─── Excerpt ───
Introudction

The data that I will be using for my annalists is Tennis data form the kaggle data set ATP Tennis. The data contains male tennis player data form the years 2000 to 2019. There are three csv files I will be using and they are match.csv, stat.csv, and player.csv. I have joined all three of theses files and it contains 20240 rows and 36 column of data.

Data summary

  • match.csv: Contains data of the match such as time of the match, data and where the match was player.
  • stat.csv: Contains most of the data and gives very detailed information on what happened during the matches games and sets.
  • player.csv: General information of each player.

Data Set ATP Tennis

Key varriables

  • match_id
  • round
  • date
  • avg_minutes_game
  • avg_seconds_point
  • avg_minutes_set
  • tournament
  • year
  • match_minutes
  • player_id
  • name
  • hand
  • country
  • birthday
  • pts
  • rank
  • winner
  • sets
  • 1
  • 2
  • 3
  • 4
  • 5
  • avg_odds
  • max_odds
  • total_pts
  • return_pts
  • aces
  • bp_saved
  • bp_faced
  • second_serve_rtn_won
  • first_serve_in
  • dbl_faults
  • first_serve_per

Reasearch Goal

My Goal in my research is to see who is the best tennis player and what makes them the best. I will be taking the whole career of each player into account when considering who is the best.I will being finding out who is the best based on points of a player. Points are given to the player after they have won a match, which is then used in the players ranking. I would then analyze the top players in more detail and find more insightful information on the players.
─── Provided data ───
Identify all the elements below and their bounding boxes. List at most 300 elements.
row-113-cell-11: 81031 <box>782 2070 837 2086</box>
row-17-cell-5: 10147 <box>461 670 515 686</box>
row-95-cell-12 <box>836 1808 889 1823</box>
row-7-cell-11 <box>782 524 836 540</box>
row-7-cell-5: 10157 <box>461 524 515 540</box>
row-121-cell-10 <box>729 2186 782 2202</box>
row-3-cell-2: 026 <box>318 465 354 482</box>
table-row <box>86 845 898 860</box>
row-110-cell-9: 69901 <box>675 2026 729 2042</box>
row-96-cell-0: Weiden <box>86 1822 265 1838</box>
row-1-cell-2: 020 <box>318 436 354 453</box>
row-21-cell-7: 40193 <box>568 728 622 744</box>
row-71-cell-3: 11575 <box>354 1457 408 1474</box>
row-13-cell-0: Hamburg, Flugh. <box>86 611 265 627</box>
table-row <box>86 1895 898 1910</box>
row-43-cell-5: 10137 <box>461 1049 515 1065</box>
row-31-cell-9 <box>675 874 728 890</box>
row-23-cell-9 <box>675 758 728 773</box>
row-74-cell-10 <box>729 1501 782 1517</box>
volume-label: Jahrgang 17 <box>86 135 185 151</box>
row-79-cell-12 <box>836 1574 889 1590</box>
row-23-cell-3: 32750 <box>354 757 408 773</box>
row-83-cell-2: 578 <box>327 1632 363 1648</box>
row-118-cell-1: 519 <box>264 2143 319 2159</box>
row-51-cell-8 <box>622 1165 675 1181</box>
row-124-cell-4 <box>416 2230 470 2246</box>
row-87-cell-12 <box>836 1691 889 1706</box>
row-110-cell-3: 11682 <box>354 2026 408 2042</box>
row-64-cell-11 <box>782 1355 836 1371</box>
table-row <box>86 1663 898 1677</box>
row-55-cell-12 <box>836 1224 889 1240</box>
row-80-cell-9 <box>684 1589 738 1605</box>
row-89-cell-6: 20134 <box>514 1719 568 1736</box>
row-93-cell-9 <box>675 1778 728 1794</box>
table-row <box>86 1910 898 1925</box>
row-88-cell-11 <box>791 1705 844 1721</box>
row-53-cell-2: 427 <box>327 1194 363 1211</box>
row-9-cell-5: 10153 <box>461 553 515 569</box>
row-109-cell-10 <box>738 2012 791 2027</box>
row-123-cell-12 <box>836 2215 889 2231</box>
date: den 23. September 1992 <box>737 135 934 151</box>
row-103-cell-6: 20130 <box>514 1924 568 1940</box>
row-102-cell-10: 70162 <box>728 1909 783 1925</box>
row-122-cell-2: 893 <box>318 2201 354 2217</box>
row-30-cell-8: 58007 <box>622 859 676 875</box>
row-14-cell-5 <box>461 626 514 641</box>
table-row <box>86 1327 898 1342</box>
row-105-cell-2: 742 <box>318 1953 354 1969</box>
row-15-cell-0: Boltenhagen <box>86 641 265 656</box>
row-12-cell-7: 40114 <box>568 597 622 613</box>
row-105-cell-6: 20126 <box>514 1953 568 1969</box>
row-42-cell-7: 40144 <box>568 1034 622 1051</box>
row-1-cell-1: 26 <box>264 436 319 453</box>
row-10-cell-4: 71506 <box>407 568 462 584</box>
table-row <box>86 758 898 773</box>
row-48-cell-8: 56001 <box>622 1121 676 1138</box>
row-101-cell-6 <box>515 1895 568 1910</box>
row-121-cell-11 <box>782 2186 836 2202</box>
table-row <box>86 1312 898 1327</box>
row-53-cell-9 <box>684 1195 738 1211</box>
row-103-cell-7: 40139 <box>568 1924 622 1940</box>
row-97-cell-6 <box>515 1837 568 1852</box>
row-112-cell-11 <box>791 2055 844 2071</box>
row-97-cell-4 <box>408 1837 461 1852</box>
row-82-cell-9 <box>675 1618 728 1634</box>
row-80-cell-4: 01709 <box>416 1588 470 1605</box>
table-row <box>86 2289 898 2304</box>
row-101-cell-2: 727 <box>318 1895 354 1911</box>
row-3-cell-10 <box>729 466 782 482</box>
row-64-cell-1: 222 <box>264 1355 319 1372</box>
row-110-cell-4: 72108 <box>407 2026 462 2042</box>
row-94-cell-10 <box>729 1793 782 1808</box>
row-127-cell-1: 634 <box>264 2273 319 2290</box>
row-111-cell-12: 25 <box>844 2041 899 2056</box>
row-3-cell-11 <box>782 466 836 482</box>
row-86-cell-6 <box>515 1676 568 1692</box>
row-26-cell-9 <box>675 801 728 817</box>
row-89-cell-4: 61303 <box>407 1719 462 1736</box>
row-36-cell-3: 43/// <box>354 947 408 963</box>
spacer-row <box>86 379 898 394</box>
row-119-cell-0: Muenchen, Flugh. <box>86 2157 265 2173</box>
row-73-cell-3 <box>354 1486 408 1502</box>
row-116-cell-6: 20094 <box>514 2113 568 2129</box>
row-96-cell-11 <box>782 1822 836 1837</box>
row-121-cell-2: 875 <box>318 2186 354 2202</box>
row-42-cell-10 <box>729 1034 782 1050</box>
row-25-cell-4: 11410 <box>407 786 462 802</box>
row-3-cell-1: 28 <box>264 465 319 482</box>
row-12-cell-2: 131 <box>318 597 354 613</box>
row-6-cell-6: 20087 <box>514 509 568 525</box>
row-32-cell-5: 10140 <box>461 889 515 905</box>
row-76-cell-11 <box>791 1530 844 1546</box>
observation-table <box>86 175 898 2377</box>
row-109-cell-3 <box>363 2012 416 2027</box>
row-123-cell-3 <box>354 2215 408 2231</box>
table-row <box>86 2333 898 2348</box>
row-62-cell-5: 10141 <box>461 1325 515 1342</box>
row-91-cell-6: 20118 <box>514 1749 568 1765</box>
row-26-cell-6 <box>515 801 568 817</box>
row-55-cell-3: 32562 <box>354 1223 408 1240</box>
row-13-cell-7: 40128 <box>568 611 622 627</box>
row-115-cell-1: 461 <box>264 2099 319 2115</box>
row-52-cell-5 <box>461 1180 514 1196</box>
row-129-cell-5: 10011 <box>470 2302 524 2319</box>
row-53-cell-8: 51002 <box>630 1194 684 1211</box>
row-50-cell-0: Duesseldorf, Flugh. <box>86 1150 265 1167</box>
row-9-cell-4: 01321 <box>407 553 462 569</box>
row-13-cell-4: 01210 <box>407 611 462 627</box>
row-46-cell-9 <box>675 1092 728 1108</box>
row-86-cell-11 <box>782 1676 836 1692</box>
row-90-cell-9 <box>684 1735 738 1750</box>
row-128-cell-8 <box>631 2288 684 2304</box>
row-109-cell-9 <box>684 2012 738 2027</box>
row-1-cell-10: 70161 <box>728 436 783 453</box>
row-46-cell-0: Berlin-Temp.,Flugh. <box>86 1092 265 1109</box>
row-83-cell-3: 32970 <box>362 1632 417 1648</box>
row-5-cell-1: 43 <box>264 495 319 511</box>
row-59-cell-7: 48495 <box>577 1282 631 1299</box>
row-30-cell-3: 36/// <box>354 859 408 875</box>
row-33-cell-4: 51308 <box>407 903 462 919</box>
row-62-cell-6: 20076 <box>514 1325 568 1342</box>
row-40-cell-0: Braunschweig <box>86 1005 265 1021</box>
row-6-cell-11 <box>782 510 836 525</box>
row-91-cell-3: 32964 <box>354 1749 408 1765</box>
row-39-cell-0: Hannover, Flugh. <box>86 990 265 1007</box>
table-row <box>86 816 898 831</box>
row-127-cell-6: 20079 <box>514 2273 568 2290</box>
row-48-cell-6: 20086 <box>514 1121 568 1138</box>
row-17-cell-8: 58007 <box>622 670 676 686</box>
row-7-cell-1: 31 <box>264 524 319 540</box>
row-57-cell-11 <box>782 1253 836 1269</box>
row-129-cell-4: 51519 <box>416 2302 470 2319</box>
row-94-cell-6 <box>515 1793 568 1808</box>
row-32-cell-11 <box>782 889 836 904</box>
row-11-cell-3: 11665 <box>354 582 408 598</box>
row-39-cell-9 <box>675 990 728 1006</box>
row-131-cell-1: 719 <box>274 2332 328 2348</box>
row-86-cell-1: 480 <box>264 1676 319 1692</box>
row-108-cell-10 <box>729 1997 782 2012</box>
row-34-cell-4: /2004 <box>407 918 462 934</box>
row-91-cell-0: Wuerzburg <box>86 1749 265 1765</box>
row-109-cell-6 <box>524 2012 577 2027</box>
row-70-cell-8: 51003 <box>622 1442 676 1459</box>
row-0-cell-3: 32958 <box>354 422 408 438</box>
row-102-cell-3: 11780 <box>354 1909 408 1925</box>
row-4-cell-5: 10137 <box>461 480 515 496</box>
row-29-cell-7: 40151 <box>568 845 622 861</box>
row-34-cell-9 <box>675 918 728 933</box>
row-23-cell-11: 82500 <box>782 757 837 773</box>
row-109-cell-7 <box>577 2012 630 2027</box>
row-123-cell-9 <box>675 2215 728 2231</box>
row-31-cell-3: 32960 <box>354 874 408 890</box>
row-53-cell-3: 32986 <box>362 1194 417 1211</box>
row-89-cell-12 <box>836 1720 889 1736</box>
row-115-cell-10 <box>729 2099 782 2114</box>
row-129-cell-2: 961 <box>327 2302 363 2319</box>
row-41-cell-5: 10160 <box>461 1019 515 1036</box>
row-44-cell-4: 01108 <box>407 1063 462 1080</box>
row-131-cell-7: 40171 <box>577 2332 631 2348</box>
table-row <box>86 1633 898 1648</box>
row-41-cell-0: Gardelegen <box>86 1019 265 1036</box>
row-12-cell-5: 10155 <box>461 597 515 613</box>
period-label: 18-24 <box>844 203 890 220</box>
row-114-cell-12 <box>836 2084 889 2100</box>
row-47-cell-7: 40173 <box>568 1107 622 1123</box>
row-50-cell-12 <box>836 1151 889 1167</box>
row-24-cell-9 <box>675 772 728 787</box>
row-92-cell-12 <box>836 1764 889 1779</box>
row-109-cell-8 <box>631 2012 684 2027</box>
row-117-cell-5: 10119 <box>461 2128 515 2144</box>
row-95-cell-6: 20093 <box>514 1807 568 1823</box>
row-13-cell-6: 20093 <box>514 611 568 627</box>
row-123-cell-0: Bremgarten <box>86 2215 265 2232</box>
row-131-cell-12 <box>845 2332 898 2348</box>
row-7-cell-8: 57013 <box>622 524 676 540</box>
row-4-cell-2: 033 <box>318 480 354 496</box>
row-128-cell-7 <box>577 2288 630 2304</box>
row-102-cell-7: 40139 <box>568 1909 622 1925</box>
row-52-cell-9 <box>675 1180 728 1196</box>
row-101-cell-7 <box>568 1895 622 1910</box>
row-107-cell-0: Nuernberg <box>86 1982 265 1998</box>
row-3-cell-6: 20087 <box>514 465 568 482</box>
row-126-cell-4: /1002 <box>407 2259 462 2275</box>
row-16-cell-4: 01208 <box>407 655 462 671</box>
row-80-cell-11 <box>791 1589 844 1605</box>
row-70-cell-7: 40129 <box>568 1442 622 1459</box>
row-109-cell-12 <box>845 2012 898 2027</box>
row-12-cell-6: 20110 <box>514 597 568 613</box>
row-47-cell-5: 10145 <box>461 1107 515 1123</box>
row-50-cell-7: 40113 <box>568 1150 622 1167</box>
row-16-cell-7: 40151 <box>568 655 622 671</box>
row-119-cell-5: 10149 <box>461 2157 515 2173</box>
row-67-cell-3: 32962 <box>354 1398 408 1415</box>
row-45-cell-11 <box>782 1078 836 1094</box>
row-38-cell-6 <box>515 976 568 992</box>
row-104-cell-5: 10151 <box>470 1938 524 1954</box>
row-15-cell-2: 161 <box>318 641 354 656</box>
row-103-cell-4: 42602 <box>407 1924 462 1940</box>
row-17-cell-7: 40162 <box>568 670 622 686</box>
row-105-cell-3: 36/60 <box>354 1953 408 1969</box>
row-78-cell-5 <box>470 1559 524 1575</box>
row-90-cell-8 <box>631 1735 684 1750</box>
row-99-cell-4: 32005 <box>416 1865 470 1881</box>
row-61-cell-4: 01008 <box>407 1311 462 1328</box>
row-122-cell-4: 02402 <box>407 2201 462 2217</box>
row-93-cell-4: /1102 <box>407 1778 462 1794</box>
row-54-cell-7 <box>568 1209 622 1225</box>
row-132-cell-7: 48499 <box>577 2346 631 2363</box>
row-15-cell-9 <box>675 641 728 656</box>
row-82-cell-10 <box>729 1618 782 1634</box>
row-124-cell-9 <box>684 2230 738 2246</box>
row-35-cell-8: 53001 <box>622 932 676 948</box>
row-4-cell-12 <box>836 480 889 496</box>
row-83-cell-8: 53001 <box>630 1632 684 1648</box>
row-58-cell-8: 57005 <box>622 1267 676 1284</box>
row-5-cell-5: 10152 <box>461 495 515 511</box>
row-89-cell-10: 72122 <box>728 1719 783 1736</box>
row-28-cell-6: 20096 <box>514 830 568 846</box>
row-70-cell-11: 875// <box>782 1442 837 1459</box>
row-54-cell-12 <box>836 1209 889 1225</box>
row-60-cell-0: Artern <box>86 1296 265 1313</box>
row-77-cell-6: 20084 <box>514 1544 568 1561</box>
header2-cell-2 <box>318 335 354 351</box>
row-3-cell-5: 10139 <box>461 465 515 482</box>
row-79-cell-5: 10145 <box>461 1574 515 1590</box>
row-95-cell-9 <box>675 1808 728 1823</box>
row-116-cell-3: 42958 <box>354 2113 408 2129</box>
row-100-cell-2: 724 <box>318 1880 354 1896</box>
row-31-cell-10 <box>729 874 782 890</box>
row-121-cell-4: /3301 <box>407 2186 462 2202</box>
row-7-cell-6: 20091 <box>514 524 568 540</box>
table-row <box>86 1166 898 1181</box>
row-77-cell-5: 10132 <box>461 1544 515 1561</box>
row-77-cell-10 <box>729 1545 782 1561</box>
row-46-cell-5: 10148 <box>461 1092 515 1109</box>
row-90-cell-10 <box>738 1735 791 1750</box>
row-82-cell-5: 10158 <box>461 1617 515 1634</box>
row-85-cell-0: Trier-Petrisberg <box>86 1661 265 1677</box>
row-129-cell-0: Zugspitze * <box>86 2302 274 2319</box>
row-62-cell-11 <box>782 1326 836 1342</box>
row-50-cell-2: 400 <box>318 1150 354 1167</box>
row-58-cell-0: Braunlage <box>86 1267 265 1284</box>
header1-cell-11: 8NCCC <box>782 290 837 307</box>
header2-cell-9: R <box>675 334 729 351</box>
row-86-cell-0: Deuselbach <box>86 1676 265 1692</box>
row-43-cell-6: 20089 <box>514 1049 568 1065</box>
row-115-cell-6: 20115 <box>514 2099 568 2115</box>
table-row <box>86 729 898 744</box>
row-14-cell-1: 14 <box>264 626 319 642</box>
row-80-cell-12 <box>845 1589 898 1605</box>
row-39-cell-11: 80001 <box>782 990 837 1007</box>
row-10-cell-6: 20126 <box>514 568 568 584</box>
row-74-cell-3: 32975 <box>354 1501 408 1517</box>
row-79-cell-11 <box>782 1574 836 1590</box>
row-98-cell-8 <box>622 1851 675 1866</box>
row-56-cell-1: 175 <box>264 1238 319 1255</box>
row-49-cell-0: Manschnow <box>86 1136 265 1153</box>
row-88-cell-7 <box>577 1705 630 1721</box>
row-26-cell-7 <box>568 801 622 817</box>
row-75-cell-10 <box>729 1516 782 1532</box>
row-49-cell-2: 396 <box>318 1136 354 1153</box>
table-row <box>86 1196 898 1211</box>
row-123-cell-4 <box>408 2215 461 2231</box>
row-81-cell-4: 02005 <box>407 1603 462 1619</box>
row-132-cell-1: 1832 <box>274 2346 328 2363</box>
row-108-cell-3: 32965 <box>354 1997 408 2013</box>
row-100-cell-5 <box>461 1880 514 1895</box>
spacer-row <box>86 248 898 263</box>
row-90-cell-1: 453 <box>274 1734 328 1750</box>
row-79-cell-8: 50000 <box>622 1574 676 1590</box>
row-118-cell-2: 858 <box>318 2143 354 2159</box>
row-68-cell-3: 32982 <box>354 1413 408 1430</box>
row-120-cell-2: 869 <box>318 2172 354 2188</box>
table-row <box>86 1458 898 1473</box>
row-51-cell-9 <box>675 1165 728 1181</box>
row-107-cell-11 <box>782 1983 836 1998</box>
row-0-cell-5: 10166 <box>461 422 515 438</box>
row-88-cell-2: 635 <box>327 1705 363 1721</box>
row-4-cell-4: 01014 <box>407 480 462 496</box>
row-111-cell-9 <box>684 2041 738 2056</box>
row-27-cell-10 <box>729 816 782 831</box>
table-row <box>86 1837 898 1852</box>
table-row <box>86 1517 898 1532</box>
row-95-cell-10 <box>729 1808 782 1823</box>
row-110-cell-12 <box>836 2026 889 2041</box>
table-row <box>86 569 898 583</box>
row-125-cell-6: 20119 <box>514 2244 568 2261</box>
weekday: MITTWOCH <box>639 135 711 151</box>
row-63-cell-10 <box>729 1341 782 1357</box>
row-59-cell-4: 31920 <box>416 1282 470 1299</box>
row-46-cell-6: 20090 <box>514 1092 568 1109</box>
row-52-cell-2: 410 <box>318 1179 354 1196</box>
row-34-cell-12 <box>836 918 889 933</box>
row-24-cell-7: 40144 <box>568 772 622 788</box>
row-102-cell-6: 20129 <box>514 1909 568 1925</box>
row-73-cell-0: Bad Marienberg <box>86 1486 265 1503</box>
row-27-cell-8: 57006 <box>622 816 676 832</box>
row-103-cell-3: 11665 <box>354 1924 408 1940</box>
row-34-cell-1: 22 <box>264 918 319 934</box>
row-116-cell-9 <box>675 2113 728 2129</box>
───
- Tasks:
- a) Render everything in the rows from the first line down to the one containing "row-74-cell-10 <box>729 1501 782 1517</box>" as a Markdown table with the columns Number and Line, leaving out any blank lines.
- b) Write the next part of the tennis data write-up, picking up after its last sentence.
The tennis data write-up and the rows have nothing to do with each other.

- Answers given:
- a)
| Number | Line |
|---|---|
| 1 | Identify all the elements below and their bounding boxes. List at most 300 elements. |
| 2 | row-113-cell-11: 81031 <box>782 2070 837 2086</box> |
| 3 | row-17-cell-5: 10147 <box>461 670 515 686</box> |
| 4 | row-95-cell-12 <box>836 1808 889 1823</box> |
| 5 | row-7-cell-11 <box>782 524 836 540</box> |
| 6 | row-7-cell-5: 10157 <box>461 524 515 540</box> |
| 7 | row-121-cell-10 <box>729 2186 782 2202</box> |
| 8 | row-3-cell-2: 026 <box>318 465 354 482</box> |
| 9 | table-row <box>86 845 898 860</box> |
| 10 | row-110-cell-9: 69901 <box>675 2026 729 2042</box> |
| 11 | row-96-cell-0: Weiden <box>86 1822 265 1838</box> |
| 12 | row-1-cell-2: 020 <box>318 436 354 453</box> |
| 13 | row-21-cell-7: 40193 <box>568 728 622 744</box> |
| 14 | row-71-cell-3: 11575 <box>354 1457 408 1474</box> |
| 15 | row-13-cell-0: Hamburg, Flugh. <box>86 611 265 627</box> |
| 16 | table-row <box>86 1895 898 1910</box> |
| 17 | row-43-cell-5: 10137 <box>461 1049 515 1065</box> |
| 18 | row-31-cell-9 <box>675 874 728 890</box> |
| 19 | row-23-cell-9 <box>675 758 728 773</box> |
| 20 | row-74-cell-10 <box>729 1501 782 1517</box> |

- b)
Horizontal Bar Chart

#Cleaning for first graph
g1 = merged_df1[['name', 'pts']]

g1_clean = g1.groupby(['name']).agg({'name':['count'], 'pts':['sum','mean']}).reset_index()

g1_clean.columns = ['name', 'name_count', 'sum_pts', 'ave_pts']

g1_clean = g1_clean.sort_values('sum_pts', ascending = False)

g1_clean.reset_index(inplace = True, drop = True)

x = g1_clean.head(10)

#Color picker function
def color_picker(data):
    colors=[]
    avg = data.sum_pts.mean()
    for each in data.sum_pts:
        if each > avg*1.01:
            colors.append('lightblue')
        elif each < avg*.99:
            colors.append('darkblue')
        else:
            colors.append('black')
    return colors

#First Graph
import matplotlib.patches as mpatches

bottom1 = 0 
top1 = 150
d1 = g1_clean.loc[bottom1:top1]
my_colors1 = color_picker(d1)


bottom2 = 0 
top2 = 10
d2 = g1_clean.loc[bottom2:top2]
my_colors2 = color_picker(d2)


above = mpatches.Patch(color='lightblue', label='Above Average')
at = mpatches.Patch(color='black', label='Within 1% of the Average')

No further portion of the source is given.